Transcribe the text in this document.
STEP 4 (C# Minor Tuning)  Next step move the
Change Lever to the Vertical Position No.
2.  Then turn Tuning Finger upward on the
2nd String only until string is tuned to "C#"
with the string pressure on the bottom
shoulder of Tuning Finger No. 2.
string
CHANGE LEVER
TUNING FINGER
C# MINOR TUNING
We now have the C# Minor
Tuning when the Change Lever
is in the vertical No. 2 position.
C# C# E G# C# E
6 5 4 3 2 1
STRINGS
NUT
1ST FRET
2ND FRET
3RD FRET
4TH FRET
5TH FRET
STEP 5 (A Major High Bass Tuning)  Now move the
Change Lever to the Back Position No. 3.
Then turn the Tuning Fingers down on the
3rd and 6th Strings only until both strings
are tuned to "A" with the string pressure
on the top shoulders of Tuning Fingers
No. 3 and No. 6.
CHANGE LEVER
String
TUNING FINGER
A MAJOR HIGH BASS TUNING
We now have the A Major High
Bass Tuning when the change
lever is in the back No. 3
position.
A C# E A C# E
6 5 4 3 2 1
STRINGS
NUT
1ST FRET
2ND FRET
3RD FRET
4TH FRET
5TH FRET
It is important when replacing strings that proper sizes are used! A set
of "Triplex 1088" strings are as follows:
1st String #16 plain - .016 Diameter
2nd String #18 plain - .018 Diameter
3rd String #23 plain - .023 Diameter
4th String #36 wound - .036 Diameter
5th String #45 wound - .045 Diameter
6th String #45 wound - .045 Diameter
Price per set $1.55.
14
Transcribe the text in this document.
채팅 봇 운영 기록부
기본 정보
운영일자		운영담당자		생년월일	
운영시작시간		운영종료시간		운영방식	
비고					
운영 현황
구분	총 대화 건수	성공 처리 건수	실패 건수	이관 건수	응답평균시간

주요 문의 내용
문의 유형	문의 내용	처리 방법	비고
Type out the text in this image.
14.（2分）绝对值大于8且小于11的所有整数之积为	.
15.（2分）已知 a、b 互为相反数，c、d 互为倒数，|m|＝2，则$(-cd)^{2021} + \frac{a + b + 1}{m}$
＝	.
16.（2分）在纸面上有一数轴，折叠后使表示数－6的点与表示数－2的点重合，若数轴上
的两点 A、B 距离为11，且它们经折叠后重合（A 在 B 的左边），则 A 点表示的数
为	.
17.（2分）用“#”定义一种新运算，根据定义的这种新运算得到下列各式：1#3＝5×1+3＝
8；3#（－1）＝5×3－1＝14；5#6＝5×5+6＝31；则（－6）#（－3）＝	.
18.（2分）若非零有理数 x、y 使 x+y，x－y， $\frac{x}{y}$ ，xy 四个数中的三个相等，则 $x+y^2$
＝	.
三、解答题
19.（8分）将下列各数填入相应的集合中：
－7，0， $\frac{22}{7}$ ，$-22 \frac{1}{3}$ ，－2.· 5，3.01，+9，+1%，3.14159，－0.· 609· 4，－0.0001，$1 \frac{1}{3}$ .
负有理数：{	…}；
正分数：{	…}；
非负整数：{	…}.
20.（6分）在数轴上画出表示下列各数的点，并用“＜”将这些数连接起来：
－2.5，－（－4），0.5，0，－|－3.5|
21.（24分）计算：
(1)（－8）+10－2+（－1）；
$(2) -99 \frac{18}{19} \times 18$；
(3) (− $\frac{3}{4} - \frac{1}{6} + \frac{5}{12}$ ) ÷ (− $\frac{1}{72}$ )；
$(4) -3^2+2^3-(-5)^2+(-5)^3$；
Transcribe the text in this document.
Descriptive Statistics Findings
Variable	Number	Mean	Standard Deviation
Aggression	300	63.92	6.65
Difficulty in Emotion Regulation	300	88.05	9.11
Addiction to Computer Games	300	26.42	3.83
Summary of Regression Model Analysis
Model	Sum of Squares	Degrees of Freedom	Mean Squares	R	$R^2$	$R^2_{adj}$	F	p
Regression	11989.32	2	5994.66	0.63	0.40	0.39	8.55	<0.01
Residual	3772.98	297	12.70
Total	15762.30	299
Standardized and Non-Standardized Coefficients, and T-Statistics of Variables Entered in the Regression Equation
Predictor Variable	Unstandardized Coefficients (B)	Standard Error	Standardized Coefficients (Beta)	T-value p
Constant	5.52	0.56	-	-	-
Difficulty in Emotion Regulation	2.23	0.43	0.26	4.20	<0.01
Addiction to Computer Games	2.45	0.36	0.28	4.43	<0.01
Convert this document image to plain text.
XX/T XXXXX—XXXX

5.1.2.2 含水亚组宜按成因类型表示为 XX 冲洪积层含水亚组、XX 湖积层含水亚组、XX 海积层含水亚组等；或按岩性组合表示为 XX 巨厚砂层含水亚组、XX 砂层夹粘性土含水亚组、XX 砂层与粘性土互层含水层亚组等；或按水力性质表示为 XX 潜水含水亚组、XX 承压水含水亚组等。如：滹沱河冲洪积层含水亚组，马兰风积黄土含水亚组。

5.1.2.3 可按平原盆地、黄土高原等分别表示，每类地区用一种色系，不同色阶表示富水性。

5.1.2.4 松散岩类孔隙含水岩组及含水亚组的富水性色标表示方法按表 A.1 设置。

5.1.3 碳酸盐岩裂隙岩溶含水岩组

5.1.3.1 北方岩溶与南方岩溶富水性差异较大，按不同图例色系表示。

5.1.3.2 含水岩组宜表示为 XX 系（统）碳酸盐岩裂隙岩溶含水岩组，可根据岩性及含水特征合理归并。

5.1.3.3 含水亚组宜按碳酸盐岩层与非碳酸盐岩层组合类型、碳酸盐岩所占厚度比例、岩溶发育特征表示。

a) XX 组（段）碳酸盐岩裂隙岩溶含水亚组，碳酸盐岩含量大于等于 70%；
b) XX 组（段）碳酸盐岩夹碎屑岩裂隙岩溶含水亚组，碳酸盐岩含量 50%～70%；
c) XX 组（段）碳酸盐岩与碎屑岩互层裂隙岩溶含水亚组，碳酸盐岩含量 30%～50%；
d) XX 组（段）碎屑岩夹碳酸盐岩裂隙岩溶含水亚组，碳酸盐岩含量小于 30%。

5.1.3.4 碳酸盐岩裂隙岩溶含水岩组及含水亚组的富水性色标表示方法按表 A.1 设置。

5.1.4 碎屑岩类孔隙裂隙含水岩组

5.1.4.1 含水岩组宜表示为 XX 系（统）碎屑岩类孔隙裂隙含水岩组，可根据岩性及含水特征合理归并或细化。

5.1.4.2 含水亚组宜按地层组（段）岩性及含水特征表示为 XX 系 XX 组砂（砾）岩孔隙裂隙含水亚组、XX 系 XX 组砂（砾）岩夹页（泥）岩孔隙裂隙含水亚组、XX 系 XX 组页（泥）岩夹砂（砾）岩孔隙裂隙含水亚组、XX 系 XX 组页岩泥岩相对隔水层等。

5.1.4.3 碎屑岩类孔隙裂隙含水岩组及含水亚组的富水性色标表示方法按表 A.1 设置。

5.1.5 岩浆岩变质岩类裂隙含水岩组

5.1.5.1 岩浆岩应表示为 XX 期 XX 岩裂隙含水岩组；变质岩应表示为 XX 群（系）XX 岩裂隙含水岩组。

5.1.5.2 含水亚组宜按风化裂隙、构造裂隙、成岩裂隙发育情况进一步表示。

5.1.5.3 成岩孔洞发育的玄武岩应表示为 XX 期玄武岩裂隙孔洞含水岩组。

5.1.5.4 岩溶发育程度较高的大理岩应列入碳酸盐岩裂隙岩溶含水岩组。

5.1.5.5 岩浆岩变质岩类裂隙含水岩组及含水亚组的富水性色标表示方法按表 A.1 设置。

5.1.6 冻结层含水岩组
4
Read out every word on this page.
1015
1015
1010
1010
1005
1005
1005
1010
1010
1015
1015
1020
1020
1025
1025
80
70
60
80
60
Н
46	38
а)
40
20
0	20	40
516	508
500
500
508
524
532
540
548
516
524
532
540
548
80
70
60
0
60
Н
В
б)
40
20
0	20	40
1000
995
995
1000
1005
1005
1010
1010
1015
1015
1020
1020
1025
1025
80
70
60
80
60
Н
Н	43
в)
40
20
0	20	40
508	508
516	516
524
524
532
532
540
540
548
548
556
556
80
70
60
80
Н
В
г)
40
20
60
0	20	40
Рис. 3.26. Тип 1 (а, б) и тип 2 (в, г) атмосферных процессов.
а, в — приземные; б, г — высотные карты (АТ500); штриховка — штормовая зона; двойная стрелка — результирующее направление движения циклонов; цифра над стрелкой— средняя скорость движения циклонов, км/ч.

# EXERCISE REQUIREMENTS:
Say how many lines in the records contain the string "have", and say nothing else.

# COMPLETED TASK:
2